* Exercise directions
Go through the entries below and retype them exactly, omitting each picture.
* BEGIN *
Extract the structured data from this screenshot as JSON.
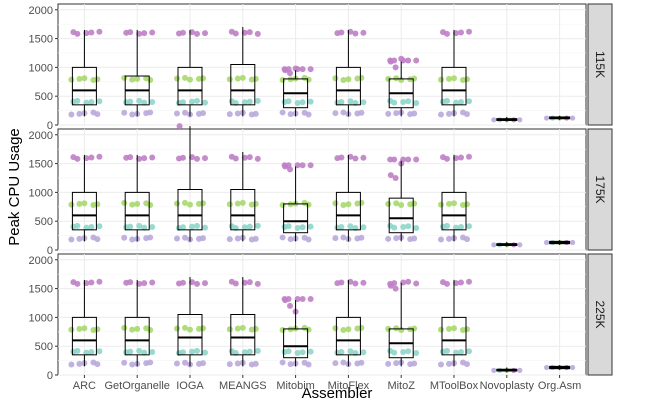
{
  "chart_data": {
    "type": "box",
    "xlabel": "Assembler",
    "ylabel": "Peak CPU Usage",
    "categories": [
      "ARC",
      "GetOrganelle",
      "IOGA",
      "MEANGS",
      "Mitobim",
      "MitoFlex",
      "MitoZ",
      "MToolBox",
      "Novoplasty",
      "Org.Asm"
    ],
    "ylim": [
      0,
      2100
    ],
    "yticks": [
      0,
      500,
      1000,
      1500,
      2000
    ],
    "grid": true,
    "point_colors": [
      "#B9A9DB",
      "#8ED5C9",
      "#A9D86E",
      "#BF7FC7"
    ],
    "point_levels": [
      200,
      400,
      800,
      1600
    ],
    "panels": [
      {
        "label": "115K",
        "boxes": [
          {
            "q1": 350,
            "median": 600,
            "q3": 1000,
            "low": 150,
            "high": 1650,
            "extra": []
          },
          {
            "q1": 350,
            "median": 600,
            "q3": 850,
            "low": 150,
            "high": 1650,
            "extra": []
          },
          {
            "q1": 350,
            "median": 600,
            "q3": 1000,
            "low": 150,
            "high": 1650,
            "extra": []
          },
          {
            "q1": 350,
            "median": 600,
            "q3": 1050,
            "low": 150,
            "high": 1700,
            "extra": []
          },
          {
            "q1": 300,
            "median": 550,
            "q3": 800,
            "low": 150,
            "high": 950,
            "extra": [
              950,
              900,
              980
            ]
          },
          {
            "q1": 350,
            "median": 600,
            "q3": 1000,
            "low": 150,
            "high": 1650,
            "extra": []
          },
          {
            "q1": 300,
            "median": 550,
            "q3": 800,
            "low": 150,
            "high": 1100,
            "extra": [
              1100,
              1000,
              1150
            ]
          },
          {
            "q1": 350,
            "median": 600,
            "q3": 1000,
            "low": 150,
            "high": 1650,
            "extra": []
          },
          {
            "q1": 80,
            "median": 90,
            "q3": 110,
            "low": 60,
            "high": 140,
            "extra": []
          },
          {
            "q1": 110,
            "median": 120,
            "q3": 140,
            "low": 90,
            "high": 160,
            "extra": []
          }
        ]
      },
      {
        "label": "175K",
        "boxes": [
          {
            "q1": 350,
            "median": 600,
            "q3": 1000,
            "low": 150,
            "high": 1650,
            "extra": []
          },
          {
            "q1": 350,
            "median": 600,
            "q3": 1000,
            "low": 150,
            "high": 1650,
            "extra": []
          },
          {
            "q1": 350,
            "median": 600,
            "q3": 1050,
            "low": 150,
            "high": 2150,
            "extra": [
              2150
            ]
          },
          {
            "q1": 350,
            "median": 600,
            "q3": 1050,
            "low": 150,
            "high": 1700,
            "extra": []
          },
          {
            "q1": 300,
            "median": 500,
            "q3": 800,
            "low": 150,
            "high": 1450,
            "extra": [
              1450,
              1400
            ]
          },
          {
            "q1": 350,
            "median": 600,
            "q3": 1000,
            "low": 150,
            "high": 1650,
            "extra": []
          },
          {
            "q1": 300,
            "median": 550,
            "q3": 900,
            "low": 150,
            "high": 1550,
            "extra": [
              1300,
              1250,
              1500
            ]
          },
          {
            "q1": 350,
            "median": 600,
            "q3": 1000,
            "low": 150,
            "high": 1650,
            "extra": []
          },
          {
            "q1": 80,
            "median": 90,
            "q3": 110,
            "low": 60,
            "high": 140,
            "extra": []
          },
          {
            "q1": 110,
            "median": 130,
            "q3": 150,
            "low": 90,
            "high": 170,
            "extra": []
          }
        ]
      },
      {
        "label": "225K",
        "boxes": [
          {
            "q1": 350,
            "median": 600,
            "q3": 1000,
            "low": 150,
            "high": 1650,
            "extra": []
          },
          {
            "q1": 350,
            "median": 600,
            "q3": 1000,
            "low": 150,
            "high": 1650,
            "extra": []
          },
          {
            "q1": 350,
            "median": 650,
            "q3": 1050,
            "low": 150,
            "high": 1700,
            "extra": []
          },
          {
            "q1": 350,
            "median": 650,
            "q3": 1050,
            "low": 150,
            "high": 1700,
            "extra": []
          },
          {
            "q1": 300,
            "median": 500,
            "q3": 800,
            "low": 150,
            "high": 1300,
            "extra": [
              1300,
              1200,
              1100
            ]
          },
          {
            "q1": 350,
            "median": 600,
            "q3": 1000,
            "low": 150,
            "high": 1650,
            "extra": []
          },
          {
            "q1": 300,
            "median": 550,
            "q3": 800,
            "low": 150,
            "high": 1600,
            "extra": [
              1550,
              1500
            ]
          },
          {
            "q1": 350,
            "median": 600,
            "q3": 1000,
            "low": 150,
            "high": 1650,
            "extra": []
          },
          {
            "q1": 70,
            "median": 80,
            "q3": 100,
            "low": 50,
            "high": 130,
            "extra": []
          },
          {
            "q1": 110,
            "median": 130,
            "q3": 150,
            "low": 90,
            "high": 170,
            "extra": []
          }
        ]
      }
    ]
  }
}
* END *
* Solution
Extract the structured data from this screenshot as JSON.
{
  "chart_data": {
    "type": "box",
    "xlabel": "Assembler",
    "ylabel": "Peak CPU Usage",
    "categories": [
      "ARC",
      "GetOrganelle",
      "IOGA",
      "MEANGS",
      "Mitobim",
      "MitoFlex",
      "MitoZ",
      "MToolBox",
      "Novoplasty",
      "Org.Asm"
    ],
    "ylim": [
      0,
      2100
    ],
    "yticks": [
      0,
      500,
      1000,
      1500,
      2000
    ],
    "grid": true,
    "point_colors": [
      "#B9A9DB",
      "#8ED5C9",
      "#A9D86E",
      "#BF7FC7"
    ],
    "point_levels": [
      200,
      400,
      800,
      1600
    ],
    "panels": [
      {
        "label": "115K",
        "boxes": [
          {
            "q1": 350,
            "median": 600,
            "q3": 1000,
            "low": 150,
            "high": 1650,
            "extra": []
          },
          {
            "q1": 350,
            "median": 600,
            "q3": 850,
            "low": 150,
            "high": 1650,
            "extra": []
          },
          {
            "q1": 350,
            "median": 600,
            "q3": 1000,
            "low": 150,
            "high": 1650,
            "extra": []
          },
          {
            "q1": 350,
            "median": 600,
            "q3": 1050,
            "low": 150,
            "high": 1700,
            "extra": []
          },
          {
            "q1": 300,
            "median": 550,
            "q3": 800,
            "low": 150,
            "high": 950,
            "extra": [
              950,
              900,
              980
            ]
          },
          {
            "q1": 350,
            "median": 600,
            "q3": 1000,
            "low": 150,
            "high": 1650,
            "extra": []
          },
          {
            "q1": 300,
            "median": 550,
            "q3": 800,
            "low": 150,
            "high": 1100,
            "extra": [
              1100,
              1000,
              1150
            ]
          },
          {
            "q1": 350,
            "median": 600,
            "q3": 1000,
            "low": 150,
            "high": 1650,
            "extra": []
          },
          {
            "q1": 80,
            "median": 90,
            "q3": 110,
            "low": 60,
            "high": 140,
            "extra": []
          },
          {
            "q1": 110,
            "median": 120,
            "q3": 140,
            "low": 90,
            "high": 160,
            "extra": []
          }
        ]
      },
      {
        "label": "175K",
        "boxes": [
          {
            "q1": 350,
            "median": 600,
            "q3": 1000,
            "low": 150,
            "high": 1650,
            "extra": []
          },
          {
            "q1": 350,
            "median": 600,
            "q3": 1000,
            "low": 150,
            "high": 1650,
            "extra": []
          },
          {
            "q1": 350,
            "median": 600,
            "q3": 1050,
            "low": 150,
            "high": 2150,
            "extra": [
              2150
            ]
          },
          {
            "q1": 350,
            "median": 600,
            "q3": 1050,
            "low": 150,
            "high": 1700,
            "extra": []
          },
          {
            "q1": 300,
            "median": 500,
            "q3": 800,
            "low": 150,
            "high": 1450,
            "extra": [
              1450,
              1400
            ]
          },
          {
            "q1": 350,
            "median": 600,
            "q3": 1000,
            "low": 150,
            "high": 1650,
            "extra": []
          },
          {
            "q1": 300,
            "median": 550,
            "q3": 900,
            "low": 150,
            "high": 1550,
            "extra": [
              1300,
              1250,
              1500
            ]
          },
          {
            "q1": 350,
            "median": 600,
            "q3": 1000,
            "low": 150,
            "high": 1650,
            "extra": []
          },
          {
            "q1": 80,
            "median": 90,
            "q3": 110,
            "low": 60,
            "high": 140,
            "extra": []
          },
          {
            "q1": 110,
            "median": 130,
            "q3": 150,
            "low": 90,
            "high": 170,
            "extra": []
          }
        ]
      },
      {
        "label": "225K",
        "boxes": [
          {
            "q1": 350,
            "median": 600,
            "q3": 1000,
            "low": 150,
            "high": 1650,
            "extra": []
          },
          {
            "q1": 350,
            "median": 600,
            "q3": 1000,
            "low": 150,
            "high": 1650,
            "extra": []
          },
          {
            "q1": 350,
            "median": 650,
            "q3": 1050,
            "low": 150,
            "high": 1700,
            "extra": []
          },
          {
            "q1": 350,
            "median": 650,
            "q3": 1050,
            "low": 150,
            "high": 1700,
            "extra": []
          },
          {
            "q1": 300,
            "median": 500,
            "q3": 800,
            "low": 150,
            "high": 1300,
            "extra": [
              1300,
              1200,
              1100
            ]
          },
          {
            "q1": 350,
            "median": 600,
            "q3": 1000,
            "low": 150,
            "high": 1650,
            "extra": []
          },
          {
            "q1": 300,
            "median": 550,
            "q3": 800,
            "low": 150,
            "high": 1600,
            "extra": [
              1550,
              1500
            ]
          },
          {
            "q1": 350,
            "median": 600,
            "q3": 1000,
            "low": 150,
            "high": 1650,
            "extra": []
          },
          {
            "q1": 70,
            "median": 80,
            "q3": 100,
            "low": 50,
            "high": 130,
            "extra": []
          },
          {
            "q1": 110,
            "median": 130,
            "q3": 150,
            "low": 90,
            "high": 170,
            "extra": []
          }
        ]
      }
    ]
  }
}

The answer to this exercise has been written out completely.